WHAT YOU NEED TO DO » Tally how many lines hold the string "nSENSOR". Your reply should be that number alone.

Extracted data entries:
+-------+
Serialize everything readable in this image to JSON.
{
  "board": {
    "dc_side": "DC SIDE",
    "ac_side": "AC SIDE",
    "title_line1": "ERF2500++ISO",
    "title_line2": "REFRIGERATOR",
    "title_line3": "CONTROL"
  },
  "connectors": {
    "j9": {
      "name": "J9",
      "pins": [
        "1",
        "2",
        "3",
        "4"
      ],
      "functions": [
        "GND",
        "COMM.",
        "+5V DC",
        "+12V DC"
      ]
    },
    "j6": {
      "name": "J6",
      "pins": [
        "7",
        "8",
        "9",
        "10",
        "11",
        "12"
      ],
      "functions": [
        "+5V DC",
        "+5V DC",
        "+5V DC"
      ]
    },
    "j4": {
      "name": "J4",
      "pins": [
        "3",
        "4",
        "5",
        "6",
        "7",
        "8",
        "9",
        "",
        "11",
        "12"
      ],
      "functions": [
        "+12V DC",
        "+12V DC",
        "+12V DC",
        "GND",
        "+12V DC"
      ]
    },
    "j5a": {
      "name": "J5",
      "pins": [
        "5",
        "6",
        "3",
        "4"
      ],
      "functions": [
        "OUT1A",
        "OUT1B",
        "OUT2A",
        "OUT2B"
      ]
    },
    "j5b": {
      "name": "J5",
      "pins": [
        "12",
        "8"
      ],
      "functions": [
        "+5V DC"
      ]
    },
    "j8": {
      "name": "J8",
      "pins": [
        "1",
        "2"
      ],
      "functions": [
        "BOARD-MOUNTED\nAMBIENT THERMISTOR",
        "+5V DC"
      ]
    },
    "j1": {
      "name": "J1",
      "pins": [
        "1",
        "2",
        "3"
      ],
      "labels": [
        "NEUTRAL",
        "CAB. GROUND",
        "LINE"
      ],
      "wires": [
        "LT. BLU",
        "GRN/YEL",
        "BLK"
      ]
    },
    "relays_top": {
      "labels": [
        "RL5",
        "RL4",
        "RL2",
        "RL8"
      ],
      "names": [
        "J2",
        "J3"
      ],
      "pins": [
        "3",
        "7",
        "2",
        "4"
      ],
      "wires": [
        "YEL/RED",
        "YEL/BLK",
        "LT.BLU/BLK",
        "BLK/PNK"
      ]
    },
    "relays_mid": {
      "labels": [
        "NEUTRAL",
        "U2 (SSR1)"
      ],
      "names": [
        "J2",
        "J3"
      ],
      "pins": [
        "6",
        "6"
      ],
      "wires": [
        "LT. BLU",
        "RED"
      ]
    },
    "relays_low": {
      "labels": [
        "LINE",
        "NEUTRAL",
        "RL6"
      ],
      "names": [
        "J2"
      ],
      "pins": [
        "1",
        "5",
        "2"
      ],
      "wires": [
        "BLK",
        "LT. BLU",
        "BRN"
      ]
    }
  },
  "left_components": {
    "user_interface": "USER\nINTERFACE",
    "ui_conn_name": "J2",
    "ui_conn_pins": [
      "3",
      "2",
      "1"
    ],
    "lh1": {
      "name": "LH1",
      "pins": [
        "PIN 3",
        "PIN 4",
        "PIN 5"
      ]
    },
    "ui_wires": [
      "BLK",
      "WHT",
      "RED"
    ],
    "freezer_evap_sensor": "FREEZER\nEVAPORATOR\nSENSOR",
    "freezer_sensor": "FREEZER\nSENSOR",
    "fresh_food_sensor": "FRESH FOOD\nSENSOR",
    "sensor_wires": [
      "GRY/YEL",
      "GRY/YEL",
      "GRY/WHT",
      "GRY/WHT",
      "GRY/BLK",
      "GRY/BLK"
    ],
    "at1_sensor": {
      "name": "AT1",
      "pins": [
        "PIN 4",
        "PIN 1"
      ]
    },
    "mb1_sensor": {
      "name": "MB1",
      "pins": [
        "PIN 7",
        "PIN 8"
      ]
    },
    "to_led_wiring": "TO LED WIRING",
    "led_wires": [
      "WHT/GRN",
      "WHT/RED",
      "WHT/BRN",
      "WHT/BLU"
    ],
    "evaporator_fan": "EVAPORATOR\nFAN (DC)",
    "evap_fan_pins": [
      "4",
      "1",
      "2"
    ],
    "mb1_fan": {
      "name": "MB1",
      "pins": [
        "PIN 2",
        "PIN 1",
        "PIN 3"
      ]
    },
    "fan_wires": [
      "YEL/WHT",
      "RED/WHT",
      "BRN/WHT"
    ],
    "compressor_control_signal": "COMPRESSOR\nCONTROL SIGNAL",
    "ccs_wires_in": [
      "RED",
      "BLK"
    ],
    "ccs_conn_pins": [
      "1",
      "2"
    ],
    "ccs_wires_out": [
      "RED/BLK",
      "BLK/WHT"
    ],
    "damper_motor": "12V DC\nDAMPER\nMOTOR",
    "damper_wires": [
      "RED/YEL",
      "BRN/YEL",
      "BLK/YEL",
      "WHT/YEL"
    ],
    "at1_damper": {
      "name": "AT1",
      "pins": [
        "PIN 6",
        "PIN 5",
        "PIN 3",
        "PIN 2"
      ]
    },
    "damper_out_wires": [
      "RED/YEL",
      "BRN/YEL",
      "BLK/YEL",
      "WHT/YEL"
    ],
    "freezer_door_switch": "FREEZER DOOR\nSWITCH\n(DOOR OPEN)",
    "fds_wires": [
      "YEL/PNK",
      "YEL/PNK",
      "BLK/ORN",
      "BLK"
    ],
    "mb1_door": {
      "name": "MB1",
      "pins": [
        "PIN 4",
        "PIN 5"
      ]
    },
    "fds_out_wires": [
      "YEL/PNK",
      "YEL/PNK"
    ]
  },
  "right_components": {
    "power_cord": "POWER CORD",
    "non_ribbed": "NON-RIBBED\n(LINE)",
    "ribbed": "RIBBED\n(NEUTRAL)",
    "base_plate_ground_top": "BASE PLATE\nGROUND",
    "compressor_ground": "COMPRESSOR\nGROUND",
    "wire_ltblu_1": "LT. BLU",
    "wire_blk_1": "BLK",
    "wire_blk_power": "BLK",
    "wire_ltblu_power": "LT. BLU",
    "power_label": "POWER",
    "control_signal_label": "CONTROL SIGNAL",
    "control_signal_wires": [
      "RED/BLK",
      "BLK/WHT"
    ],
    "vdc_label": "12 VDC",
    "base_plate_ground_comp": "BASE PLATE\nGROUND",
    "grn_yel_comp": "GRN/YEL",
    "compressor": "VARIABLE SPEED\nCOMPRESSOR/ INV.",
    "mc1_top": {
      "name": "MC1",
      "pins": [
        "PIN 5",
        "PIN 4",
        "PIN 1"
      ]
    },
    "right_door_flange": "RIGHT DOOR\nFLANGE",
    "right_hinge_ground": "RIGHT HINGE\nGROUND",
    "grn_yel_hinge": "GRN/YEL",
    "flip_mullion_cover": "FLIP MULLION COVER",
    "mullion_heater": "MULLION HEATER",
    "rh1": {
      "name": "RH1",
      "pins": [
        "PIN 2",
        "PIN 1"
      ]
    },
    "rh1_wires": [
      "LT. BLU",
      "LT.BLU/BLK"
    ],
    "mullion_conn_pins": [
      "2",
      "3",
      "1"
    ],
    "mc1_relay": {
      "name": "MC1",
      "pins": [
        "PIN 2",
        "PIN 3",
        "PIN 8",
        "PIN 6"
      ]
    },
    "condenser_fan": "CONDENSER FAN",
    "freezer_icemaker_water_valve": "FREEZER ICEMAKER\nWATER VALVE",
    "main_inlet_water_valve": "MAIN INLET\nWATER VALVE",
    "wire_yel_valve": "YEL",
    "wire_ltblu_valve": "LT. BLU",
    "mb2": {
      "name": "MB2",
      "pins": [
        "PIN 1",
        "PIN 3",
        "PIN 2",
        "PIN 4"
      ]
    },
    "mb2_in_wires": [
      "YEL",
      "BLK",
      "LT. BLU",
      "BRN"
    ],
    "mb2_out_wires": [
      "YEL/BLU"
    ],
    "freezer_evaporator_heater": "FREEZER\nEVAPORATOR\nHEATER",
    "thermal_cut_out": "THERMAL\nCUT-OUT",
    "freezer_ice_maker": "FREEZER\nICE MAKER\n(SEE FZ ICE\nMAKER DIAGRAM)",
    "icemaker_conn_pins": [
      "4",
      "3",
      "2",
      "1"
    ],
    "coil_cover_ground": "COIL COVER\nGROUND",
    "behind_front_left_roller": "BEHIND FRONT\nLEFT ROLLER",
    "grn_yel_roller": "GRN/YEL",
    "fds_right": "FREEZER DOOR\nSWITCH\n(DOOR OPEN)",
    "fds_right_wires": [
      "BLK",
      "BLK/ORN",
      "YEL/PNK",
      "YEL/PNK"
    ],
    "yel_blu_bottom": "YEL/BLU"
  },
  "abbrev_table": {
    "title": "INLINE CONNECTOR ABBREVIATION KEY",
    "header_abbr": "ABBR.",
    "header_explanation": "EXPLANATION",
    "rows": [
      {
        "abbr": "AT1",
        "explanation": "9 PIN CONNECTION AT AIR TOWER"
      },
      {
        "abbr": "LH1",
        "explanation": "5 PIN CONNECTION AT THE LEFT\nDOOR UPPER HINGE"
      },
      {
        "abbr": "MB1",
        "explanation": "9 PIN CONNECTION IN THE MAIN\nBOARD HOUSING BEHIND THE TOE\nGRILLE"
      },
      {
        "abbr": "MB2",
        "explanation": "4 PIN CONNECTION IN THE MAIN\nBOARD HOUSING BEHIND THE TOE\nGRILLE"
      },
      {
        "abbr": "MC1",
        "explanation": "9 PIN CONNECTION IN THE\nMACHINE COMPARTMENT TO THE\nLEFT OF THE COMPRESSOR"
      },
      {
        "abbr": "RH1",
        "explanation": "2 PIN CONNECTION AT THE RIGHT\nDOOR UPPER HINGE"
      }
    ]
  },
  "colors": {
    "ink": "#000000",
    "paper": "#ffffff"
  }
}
+-------+
EXERCISE ANSWER » 3